### DIRECTION
Can you write out all of the material below, word for word?

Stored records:
☆ ☆ ☆ ☆ ☆

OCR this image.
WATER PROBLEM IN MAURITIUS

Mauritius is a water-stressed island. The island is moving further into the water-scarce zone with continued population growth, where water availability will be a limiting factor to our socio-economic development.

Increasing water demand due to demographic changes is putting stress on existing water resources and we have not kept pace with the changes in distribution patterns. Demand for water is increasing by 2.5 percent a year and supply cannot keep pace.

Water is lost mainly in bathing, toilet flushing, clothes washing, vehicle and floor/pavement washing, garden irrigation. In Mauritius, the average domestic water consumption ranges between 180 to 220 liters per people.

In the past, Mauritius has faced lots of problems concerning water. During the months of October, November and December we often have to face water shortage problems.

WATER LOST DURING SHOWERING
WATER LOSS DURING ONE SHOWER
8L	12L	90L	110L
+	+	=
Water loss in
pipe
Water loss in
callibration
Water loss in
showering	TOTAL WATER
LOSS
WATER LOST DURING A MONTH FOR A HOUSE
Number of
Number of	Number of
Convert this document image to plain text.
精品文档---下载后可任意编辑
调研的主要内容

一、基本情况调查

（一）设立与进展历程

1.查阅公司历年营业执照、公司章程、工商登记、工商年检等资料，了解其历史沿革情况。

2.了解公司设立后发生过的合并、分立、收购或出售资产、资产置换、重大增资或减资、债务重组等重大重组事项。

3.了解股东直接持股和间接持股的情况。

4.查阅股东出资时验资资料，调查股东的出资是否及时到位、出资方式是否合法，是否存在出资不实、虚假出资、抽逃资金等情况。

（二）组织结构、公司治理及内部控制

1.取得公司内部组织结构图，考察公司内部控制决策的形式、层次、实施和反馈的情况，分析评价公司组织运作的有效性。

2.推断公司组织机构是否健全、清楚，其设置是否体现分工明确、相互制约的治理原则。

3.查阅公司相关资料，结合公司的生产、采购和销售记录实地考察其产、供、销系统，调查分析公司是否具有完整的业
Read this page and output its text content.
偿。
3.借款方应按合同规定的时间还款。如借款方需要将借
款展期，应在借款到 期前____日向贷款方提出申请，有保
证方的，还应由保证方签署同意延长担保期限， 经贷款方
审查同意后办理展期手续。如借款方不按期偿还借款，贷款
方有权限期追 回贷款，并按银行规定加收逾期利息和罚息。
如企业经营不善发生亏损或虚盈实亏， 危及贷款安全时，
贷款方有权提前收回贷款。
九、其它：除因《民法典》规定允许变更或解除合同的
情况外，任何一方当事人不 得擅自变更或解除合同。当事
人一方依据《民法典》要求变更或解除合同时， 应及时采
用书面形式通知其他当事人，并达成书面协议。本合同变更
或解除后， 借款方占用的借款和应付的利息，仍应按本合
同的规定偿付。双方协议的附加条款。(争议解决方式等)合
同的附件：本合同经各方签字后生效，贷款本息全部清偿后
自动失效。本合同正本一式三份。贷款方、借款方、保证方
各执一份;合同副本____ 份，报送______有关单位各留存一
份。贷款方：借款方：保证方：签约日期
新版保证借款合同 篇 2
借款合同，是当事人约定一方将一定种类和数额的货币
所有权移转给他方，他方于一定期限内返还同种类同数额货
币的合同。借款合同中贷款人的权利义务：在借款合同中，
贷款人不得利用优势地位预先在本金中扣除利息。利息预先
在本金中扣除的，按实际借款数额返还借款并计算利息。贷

☆ ☆ ☆ ☆ ☆

### WRITTEN RESPONSE
OCR this image.
WATER PROBLEM IN MAURITIUS

Mauritius is a water-stressed island. The island is moving further into the water-scarce zone with continued population growth, where water availability will be a limiting factor to our socio-economic development.

Increasing water demand due to demographic changes is putting stress on existing water resources and we have not kept pace with the changes in distribution patterns. Demand for water is increasing by 2.5 percent a year and supply cannot keep pace.

Water is lost mainly in bathing, toilet flushing, clothes washing, vehicle and floor/pavement washing, garden irrigation. In Mauritius, the average domestic water consumption ranges between 180 to 220 liters per people.

In the past, Mauritius has faced lots of problems concerning water. During the months of October, November and December we often have to face water shortage problems.

WATER LOST DURING SHOWERING
WATER LOSS DURING ONE SHOWER
8L	12L	90L	110L
+	+	=
Water loss in
pipe
Water loss in
callibration
Water loss in
showering	TOTAL WATER
LOSS
WATER LOST DURING A MONTH FOR A HOUSE
Number of
Number of	Number of
Convert this document image to plain text.
精品文档---下载后可任意编辑
调研的主要内容

一、基本情况调查

（一）设立与进展历程

1.查阅公司历年营业执照、公司章程、工商登记、工商年检等资料，了解其历史沿革情况。

2.了解公司设立后发生过的合并、分立、收购或出售资产、资产置换、重大增资或减资、债务重组等重大重组事项。

3.了解股东直接持股和间接持股的情况。

4.查阅股东出资时验资资料，调查股东的出资是否及时到位、出资方式是否合法，是否存在出资不实、虚假出资、抽逃资金等情况。

（二）组织结构、公司治理及内部控制

1.取得公司内部组织结构图，考察公司内部控制决策的形式、层次、实施和反馈的情况，分析评价公司组织运作的有效性。

2.推断公司组织机构是否健全、清楚，其设置是否体现分工明确、相互制约的治理原则。

3.查阅公司相关资料，结合公司的生产、采购和销售记录实地考察其产、供、销系统，调查分析公司是否具有完整的业
Read this page and output its text content.
偿。
3.借款方应按合同规定的时间还款。如借款方需要将借
款展期，应在借款到 期前____日向贷款方提出申请，有保
证方的，还应由保证方签署同意延长担保期限， 经贷款方
审查同意后办理展期手续。如借款方不按期偿还借款，贷款
方有权限期追 回贷款，并按银行规定加收逾期利息和罚息。
如企业经营不善发生亏损或虚盈实亏， 危及贷款安全时，
贷款方有权提前收回贷款。
九、其它：除因《民法典》规定允许变更或解除合同的
情况外，任何一方当事人不 得擅自变更或解除合同。当事
人一方依据《民法典》要求变更或解除合同时， 应及时采
用书面形式通知其他当事人，并达成书面协议。本合同变更
或解除后， 借款方占用的借款和应付的利息，仍应按本合
同的规定偿付。双方协议的附加条款。(争议解决方式等)合
同的附件：本合同经各方签字后生效，贷款本息全部清偿后
自动失效。本合同正本一式三份。贷款方、借款方、保证方
各执一份;合同副本____ 份，报送______有关单位各留存一
份。贷款方：借款方：保证方：签约日期
新版保证借款合同 篇 2
借款合同，是当事人约定一方将一定种类和数额的货币
所有权移转给他方，他方于一定期限内返还同种类同数额货
币的合同。借款合同中贷款人的权利义务：在借款合同中，
贷款人不得利用优势地位预先在本金中扣除利息。利息预先
在本金中扣除的，按实际借款数额返还借款并计算利息。贷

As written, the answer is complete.